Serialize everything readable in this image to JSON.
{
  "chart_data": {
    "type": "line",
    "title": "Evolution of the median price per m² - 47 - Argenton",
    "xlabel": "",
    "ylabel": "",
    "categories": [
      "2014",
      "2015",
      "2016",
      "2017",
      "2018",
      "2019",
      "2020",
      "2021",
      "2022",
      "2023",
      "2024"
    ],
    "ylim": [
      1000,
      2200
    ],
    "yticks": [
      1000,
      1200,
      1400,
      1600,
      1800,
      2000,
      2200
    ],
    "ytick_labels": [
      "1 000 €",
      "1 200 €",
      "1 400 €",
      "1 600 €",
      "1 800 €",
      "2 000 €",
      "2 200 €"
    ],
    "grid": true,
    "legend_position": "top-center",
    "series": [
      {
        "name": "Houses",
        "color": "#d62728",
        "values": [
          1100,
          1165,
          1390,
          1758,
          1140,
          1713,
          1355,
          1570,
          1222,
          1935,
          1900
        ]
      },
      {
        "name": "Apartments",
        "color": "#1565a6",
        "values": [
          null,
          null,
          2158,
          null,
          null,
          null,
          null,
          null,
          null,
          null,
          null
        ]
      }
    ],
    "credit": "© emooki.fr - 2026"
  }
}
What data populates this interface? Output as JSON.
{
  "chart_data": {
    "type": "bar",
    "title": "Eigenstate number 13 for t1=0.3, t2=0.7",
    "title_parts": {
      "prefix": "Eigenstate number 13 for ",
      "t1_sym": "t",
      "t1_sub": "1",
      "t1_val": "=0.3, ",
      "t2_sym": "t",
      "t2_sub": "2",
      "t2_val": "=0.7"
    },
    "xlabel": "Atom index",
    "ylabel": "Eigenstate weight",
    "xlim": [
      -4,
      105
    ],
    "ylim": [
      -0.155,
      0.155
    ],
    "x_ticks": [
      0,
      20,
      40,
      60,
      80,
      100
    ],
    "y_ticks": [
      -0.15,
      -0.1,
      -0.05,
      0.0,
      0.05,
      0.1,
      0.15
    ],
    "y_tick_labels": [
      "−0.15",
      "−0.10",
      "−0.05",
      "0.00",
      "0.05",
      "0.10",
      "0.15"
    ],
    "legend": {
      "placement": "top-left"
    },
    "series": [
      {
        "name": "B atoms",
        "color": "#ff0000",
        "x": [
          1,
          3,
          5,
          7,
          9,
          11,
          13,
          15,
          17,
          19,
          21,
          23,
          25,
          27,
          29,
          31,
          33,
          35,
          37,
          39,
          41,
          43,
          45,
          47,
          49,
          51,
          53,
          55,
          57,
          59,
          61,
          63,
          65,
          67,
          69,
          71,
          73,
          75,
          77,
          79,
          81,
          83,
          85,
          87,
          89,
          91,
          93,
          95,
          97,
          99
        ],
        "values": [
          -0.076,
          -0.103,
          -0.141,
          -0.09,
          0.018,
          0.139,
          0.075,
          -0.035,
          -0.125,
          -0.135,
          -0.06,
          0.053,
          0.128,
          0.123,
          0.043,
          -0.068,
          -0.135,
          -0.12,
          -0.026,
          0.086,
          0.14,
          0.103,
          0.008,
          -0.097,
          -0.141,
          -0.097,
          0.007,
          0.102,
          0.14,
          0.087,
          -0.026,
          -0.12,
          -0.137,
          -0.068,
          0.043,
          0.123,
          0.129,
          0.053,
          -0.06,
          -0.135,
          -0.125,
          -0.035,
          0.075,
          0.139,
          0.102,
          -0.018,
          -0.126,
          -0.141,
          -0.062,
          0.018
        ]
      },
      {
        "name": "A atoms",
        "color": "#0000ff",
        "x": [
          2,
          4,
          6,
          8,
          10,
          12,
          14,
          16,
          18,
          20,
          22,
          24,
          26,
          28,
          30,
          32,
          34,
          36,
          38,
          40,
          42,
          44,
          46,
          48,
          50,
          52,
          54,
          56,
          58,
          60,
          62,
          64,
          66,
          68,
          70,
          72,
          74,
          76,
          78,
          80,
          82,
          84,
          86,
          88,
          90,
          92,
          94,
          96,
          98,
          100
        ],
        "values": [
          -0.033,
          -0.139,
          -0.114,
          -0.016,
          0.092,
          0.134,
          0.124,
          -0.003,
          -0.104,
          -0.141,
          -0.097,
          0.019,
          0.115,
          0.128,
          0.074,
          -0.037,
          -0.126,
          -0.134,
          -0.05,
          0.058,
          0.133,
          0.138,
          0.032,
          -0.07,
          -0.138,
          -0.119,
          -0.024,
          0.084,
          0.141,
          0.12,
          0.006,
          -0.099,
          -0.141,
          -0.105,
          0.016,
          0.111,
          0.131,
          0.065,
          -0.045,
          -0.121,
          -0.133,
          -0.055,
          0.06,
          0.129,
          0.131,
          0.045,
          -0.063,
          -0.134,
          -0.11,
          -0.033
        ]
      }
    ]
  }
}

....

Task requirements: Copy out all lines from the material above that contain the string "name".

Correct answer:
        "name": "Houses",
        "name": "Apartments",
        "name": "B atoms",
        "name": "A atoms",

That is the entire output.